▶ **Exercise directions**
Extract each record and reproduce it exactly.
::: Task data :::
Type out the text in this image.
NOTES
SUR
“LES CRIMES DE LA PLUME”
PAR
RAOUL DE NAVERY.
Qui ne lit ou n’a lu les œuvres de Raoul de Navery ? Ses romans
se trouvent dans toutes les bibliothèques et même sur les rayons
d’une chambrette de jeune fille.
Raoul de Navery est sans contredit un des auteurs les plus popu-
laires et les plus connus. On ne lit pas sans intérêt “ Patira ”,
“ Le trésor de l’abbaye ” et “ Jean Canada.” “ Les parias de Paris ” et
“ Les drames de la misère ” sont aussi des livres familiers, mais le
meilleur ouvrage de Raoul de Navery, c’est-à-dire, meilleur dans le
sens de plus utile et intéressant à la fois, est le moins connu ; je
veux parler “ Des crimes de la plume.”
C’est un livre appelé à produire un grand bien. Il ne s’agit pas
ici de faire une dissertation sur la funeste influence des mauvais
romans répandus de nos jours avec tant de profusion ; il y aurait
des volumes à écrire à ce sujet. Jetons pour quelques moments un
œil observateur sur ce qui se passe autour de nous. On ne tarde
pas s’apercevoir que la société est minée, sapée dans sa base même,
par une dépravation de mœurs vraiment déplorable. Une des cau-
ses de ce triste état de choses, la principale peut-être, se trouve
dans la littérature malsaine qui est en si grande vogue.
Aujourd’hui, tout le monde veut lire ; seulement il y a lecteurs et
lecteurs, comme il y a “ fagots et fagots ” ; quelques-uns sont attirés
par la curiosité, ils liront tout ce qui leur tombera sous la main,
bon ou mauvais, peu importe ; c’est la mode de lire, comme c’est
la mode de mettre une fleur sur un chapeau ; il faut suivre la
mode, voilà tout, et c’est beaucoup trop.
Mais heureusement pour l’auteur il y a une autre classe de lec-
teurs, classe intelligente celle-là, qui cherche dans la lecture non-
:::
▶ **Completed exercise**
Type out the text in this image.
NOTES
SUR
“LES CRIMES DE LA PLUME”
PAR
RAOUL DE NAVERY.
Qui ne lit ou n’a lu les œuvres de Raoul de Navery ? Ses romans
se trouvent dans toutes les bibliothèques et même sur les rayons
d’une chambrette de jeune fille.
Raoul de Navery est sans contredit un des auteurs les plus popu-
laires et les plus connus. On ne lit pas sans intérêt “ Patira ”,
“ Le trésor de l’abbaye ” et “ Jean Canada.” “ Les parias de Paris ” et
“ Les drames de la misère ” sont aussi des livres familiers, mais le
meilleur ouvrage de Raoul de Navery, c’est-à-dire, meilleur dans le
sens de plus utile et intéressant à la fois, est le moins connu ; je
veux parler “ Des crimes de la plume.”
C’est un livre appelé à produire un grand bien. Il ne s’agit pas
ici de faire une dissertation sur la funeste influence des mauvais
romans répandus de nos jours avec tant de profusion ; il y aurait
des volumes à écrire à ce sujet. Jetons pour quelques moments un
œil observateur sur ce qui se passe autour de nous. On ne tarde
pas s’apercevoir que la société est minée, sapée dans sa base même,
par une dépravation de mœurs vraiment déplorable. Une des cau-
ses de ce triste état de choses, la principale peut-être, se trouve
dans la littérature malsaine qui est en si grande vogue.
Aujourd’hui, tout le monde veut lire ; seulement il y a lecteurs et
lecteurs, comme il y a “ fagots et fagots ” ; quelques-uns sont attirés
par la curiosité, ils liront tout ce qui leur tombera sous la main,
bon ou mauvais, peu importe ; c’est la mode de lire, comme c’est
la mode de mettre une fleur sur un chapeau ; il faut suivre la
mode, voilà tout, et c’est beaucoup trop.
Mais heureusement pour l’auteur il y a une autre classe de lec-
teurs, classe intelligente celle-là, qui cherche dans la lecture non-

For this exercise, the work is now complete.